Rows:

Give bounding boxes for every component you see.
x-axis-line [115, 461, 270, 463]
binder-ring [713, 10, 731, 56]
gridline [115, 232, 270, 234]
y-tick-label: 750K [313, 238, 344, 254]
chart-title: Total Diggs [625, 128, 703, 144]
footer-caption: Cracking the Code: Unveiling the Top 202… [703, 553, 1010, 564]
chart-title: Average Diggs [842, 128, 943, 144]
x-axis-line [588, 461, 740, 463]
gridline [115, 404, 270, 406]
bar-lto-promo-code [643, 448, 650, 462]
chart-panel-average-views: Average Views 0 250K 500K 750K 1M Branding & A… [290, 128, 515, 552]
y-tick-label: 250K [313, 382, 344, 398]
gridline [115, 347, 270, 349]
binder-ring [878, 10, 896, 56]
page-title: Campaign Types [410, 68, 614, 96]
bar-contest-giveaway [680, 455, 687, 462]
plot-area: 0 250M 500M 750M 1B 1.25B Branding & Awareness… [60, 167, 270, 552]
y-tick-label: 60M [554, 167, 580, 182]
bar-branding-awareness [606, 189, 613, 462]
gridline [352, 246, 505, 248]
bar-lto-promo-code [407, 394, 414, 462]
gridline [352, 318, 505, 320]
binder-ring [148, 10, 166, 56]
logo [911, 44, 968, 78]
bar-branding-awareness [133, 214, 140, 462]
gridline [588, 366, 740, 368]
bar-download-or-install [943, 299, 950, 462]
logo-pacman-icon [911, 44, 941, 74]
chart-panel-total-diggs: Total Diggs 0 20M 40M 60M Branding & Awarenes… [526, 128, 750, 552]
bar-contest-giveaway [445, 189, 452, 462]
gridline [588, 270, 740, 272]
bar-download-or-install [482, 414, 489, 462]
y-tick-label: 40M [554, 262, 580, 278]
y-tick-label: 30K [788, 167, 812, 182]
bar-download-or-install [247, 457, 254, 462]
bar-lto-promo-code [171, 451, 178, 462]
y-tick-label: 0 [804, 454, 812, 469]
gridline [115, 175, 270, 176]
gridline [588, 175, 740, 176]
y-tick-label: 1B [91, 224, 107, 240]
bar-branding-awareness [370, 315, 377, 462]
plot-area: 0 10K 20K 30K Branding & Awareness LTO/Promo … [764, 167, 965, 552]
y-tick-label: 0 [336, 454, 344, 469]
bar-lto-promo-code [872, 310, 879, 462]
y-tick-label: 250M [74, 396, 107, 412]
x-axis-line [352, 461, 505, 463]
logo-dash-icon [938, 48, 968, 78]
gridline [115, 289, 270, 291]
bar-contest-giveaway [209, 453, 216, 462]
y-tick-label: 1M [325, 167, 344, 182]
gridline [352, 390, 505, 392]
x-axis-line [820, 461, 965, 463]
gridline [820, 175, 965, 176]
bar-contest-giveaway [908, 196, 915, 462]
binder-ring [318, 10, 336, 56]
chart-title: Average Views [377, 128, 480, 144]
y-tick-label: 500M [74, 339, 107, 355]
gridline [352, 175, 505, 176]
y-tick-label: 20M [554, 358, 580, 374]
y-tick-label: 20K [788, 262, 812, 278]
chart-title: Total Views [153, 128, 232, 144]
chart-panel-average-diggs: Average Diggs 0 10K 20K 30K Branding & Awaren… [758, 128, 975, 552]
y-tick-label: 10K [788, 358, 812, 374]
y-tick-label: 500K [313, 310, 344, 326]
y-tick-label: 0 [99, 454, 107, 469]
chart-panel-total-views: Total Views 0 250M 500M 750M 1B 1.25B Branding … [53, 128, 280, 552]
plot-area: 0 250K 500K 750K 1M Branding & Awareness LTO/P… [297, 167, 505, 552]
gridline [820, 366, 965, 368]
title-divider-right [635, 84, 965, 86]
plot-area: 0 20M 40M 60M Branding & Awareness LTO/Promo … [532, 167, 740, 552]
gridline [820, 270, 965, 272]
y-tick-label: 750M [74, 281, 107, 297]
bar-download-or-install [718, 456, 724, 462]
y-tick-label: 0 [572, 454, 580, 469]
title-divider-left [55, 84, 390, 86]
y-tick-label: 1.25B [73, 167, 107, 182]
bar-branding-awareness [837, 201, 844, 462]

Given task: Reproduce every line of the material above without any change.

Solved exercise:
Give bounding boxes for every component you see.
x-axis-line [115, 461, 270, 463]
binder-ring [713, 10, 731, 56]
gridline [115, 232, 270, 234]
y-tick-label: 750K [313, 238, 344, 254]
chart-title: Total Diggs [625, 128, 703, 144]
footer-caption: Cracking the Code: Unveiling the Top 202… [703, 553, 1010, 564]
chart-title: Average Diggs [842, 128, 943, 144]
x-axis-line [588, 461, 740, 463]
gridline [115, 404, 270, 406]
bar-lto-promo-code [643, 448, 650, 462]
chart-panel-average-views: Average Views 0 250K 500K 750K 1M Branding & A… [290, 128, 515, 552]
y-tick-label: 250K [313, 382, 344, 398]
gridline [115, 347, 270, 349]
binder-ring [878, 10, 896, 56]
page-title: Campaign Types [410, 68, 614, 96]
bar-contest-giveaway [680, 455, 687, 462]
plot-area: 0 250M 500M 750M 1B 1.25B Branding & Awareness… [60, 167, 270, 552]
y-tick-label: 60M [554, 167, 580, 182]
bar-branding-awareness [606, 189, 613, 462]
gridline [352, 246, 505, 248]
bar-lto-promo-code [407, 394, 414, 462]
gridline [352, 318, 505, 320]
binder-ring [148, 10, 166, 56]
logo [911, 44, 968, 78]
bar-branding-awareness [133, 214, 140, 462]
gridline [588, 366, 740, 368]
bar-download-or-install [943, 299, 950, 462]
logo-pacman-icon [911, 44, 941, 74]
chart-panel-total-diggs: Total Diggs 0 20M 40M 60M Branding & Awarenes… [526, 128, 750, 552]
bar-contest-giveaway [445, 189, 452, 462]
gridline [588, 270, 740, 272]
bar-download-or-install [482, 414, 489, 462]
y-tick-label: 40M [554, 262, 580, 278]
y-tick-label: 30K [788, 167, 812, 182]
bar-download-or-install [247, 457, 254, 462]
bar-lto-promo-code [171, 451, 178, 462]
y-tick-label: 0 [804, 454, 812, 469]
gridline [115, 175, 270, 176]
gridline [588, 175, 740, 176]
y-tick-label: 1B [91, 224, 107, 240]
bar-branding-awareness [370, 315, 377, 462]
plot-area: 0 10K 20K 30K Branding & Awareness LTO/Promo … [764, 167, 965, 552]
y-tick-label: 0 [336, 454, 344, 469]
bar-lto-promo-code [872, 310, 879, 462]
y-tick-label: 250M [74, 396, 107, 412]
x-axis-line [352, 461, 505, 463]
logo-dash-icon [938, 48, 968, 78]
gridline [115, 289, 270, 291]
bar-contest-giveaway [209, 453, 216, 462]
y-tick-label: 1M [325, 167, 344, 182]
gridline [352, 390, 505, 392]
x-axis-line [820, 461, 965, 463]
gridline [820, 175, 965, 176]
bar-contest-giveaway [908, 196, 915, 462]
binder-ring [318, 10, 336, 56]
chart-title: Average Views [377, 128, 480, 144]
y-tick-label: 500M [74, 339, 107, 355]
gridline [352, 175, 505, 176]
y-tick-label: 20M [554, 358, 580, 374]
y-tick-label: 20K [788, 262, 812, 278]
chart-title: Total Views [153, 128, 232, 144]
chart-panel-average-diggs: Average Diggs 0 10K 20K 30K Branding & Awaren… [758, 128, 975, 552]
y-tick-label: 10K [788, 358, 812, 374]
y-tick-label: 500K [313, 310, 344, 326]
y-tick-label: 0 [99, 454, 107, 469]
chart-panel-total-views: Total Views 0 250M 500M 750M 1B 1.25B Branding … [53, 128, 280, 552]
plot-area: 0 250K 500K 750K 1M Branding & Awareness LTO/P… [297, 167, 505, 552]
gridline [820, 366, 965, 368]
title-divider-right [635, 84, 965, 86]
plot-area: 0 20M 40M 60M Branding & Awareness LTO/Promo … [532, 167, 740, 552]
gridline [820, 270, 965, 272]
y-tick-label: 750M [74, 281, 107, 297]
bar-download-or-install [718, 456, 724, 462]
y-tick-label: 0 [572, 454, 580, 469]
title-divider-left [55, 84, 390, 86]
y-tick-label: 1.25B [73, 167, 107, 182]
bar-branding-awareness [837, 201, 844, 462]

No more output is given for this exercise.